TASK DIRECTIONS
Exactly repeat the material, dropping only the pictures.

--- SOURCE RECORDS ---

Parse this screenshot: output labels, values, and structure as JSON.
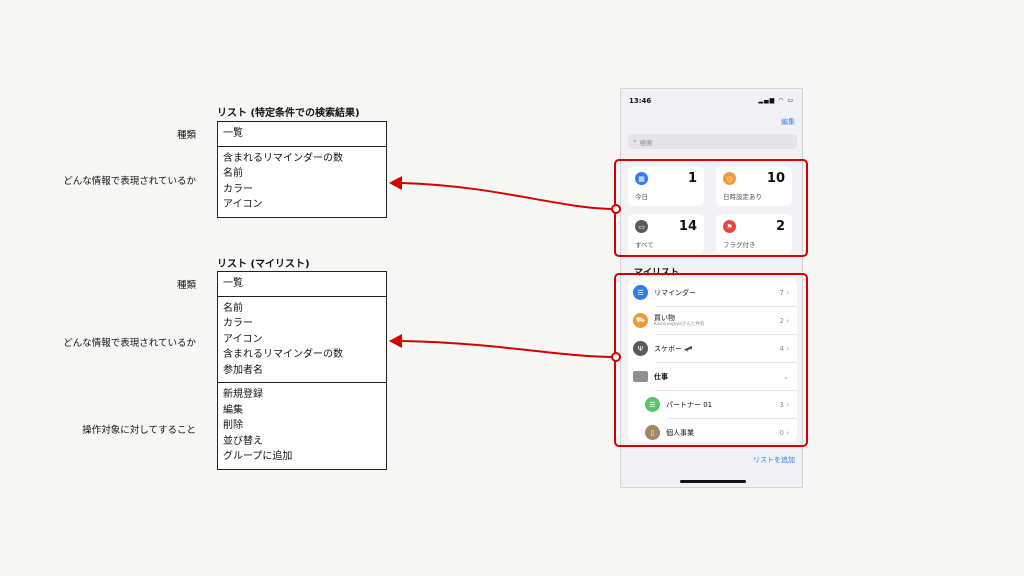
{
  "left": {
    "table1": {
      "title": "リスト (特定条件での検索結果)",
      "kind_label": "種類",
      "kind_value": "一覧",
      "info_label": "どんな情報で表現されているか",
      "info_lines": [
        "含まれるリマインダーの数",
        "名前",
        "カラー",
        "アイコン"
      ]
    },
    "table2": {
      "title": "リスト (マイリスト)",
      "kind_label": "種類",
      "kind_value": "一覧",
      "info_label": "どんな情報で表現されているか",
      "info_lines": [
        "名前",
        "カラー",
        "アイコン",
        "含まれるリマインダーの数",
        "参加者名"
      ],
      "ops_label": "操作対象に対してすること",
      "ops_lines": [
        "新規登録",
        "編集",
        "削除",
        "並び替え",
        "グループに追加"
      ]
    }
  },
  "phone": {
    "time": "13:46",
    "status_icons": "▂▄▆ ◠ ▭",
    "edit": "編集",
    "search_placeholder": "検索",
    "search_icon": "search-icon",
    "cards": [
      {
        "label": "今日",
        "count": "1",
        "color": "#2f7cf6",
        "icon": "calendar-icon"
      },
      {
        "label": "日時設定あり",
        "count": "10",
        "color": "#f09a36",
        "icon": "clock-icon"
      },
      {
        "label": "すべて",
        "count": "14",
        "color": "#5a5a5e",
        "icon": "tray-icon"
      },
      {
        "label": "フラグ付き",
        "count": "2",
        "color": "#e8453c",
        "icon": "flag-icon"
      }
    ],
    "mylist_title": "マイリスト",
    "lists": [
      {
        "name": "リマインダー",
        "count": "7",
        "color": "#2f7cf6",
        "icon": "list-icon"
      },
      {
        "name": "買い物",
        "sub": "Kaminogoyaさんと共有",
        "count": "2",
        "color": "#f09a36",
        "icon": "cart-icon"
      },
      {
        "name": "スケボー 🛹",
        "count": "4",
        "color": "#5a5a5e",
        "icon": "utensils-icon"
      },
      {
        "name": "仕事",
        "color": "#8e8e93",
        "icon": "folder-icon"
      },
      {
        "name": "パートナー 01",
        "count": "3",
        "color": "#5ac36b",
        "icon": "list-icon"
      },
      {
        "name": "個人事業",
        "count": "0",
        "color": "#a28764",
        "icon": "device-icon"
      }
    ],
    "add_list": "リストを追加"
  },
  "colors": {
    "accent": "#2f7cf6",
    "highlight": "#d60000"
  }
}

---

RESULT BELOW
Parse this screenshot: output labels, values, and structure as JSON.
{
  "left": {
    "table1": {
      "title": "リスト (特定条件での検索結果)",
      "kind_label": "種類",
      "kind_value": "一覧",
      "info_label": "どんな情報で表現されているか",
      "info_lines": [
        "含まれるリマインダーの数",
        "名前",
        "カラー",
        "アイコン"
      ]
    },
    "table2": {
      "title": "リスト (マイリスト)",
      "kind_label": "種類",
      "kind_value": "一覧",
      "info_label": "どんな情報で表現されているか",
      "info_lines": [
        "名前",
        "カラー",
        "アイコン",
        "含まれるリマインダーの数",
        "参加者名"
      ],
      "ops_label": "操作対象に対してすること",
      "ops_lines": [
        "新規登録",
        "編集",
        "削除",
        "並び替え",
        "グループに追加"
      ]
    }
  },
  "phone": {
    "time": "13:46",
    "status_icons": "▂▄▆ ◠ ▭",
    "edit": "編集",
    "search_placeholder": "検索",
    "search_icon": "search-icon",
    "cards": [
      {
        "label": "今日",
        "count": "1",
        "color": "#2f7cf6",
        "icon": "calendar-icon"
      },
      {
        "label": "日時設定あり",
        "count": "10",
        "color": "#f09a36",
        "icon": "clock-icon"
      },
      {
        "label": "すべて",
        "count": "14",
        "color": "#5a5a5e",
        "icon": "tray-icon"
      },
      {
        "label": "フラグ付き",
        "count": "2",
        "color": "#e8453c",
        "icon": "flag-icon"
      }
    ],
    "mylist_title": "マイリスト",
    "lists": [
      {
        "name": "リマインダー",
        "count": "7",
        "color": "#2f7cf6",
        "icon": "list-icon"
      },
      {
        "name": "買い物",
        "sub": "Kaminogoyaさんと共有",
        "count": "2",
        "color": "#f09a36",
        "icon": "cart-icon"
      },
      {
        "name": "スケボー 🛹",
        "count": "4",
        "color": "#5a5a5e",
        "icon": "utensils-icon"
      },
      {
        "name": "仕事",
        "color": "#8e8e93",
        "icon": "folder-icon"
      },
      {
        "name": "パートナー 01",
        "count": "3",
        "color": "#5ac36b",
        "icon": "list-icon"
      },
      {
        "name": "個人事業",
        "count": "0",
        "color": "#a28764",
        "icon": "device-icon"
      }
    ],
    "add_list": "リストを追加"
  },
  "colors": {
    "accent": "#2f7cf6",
    "highlight": "#d60000"
  }
}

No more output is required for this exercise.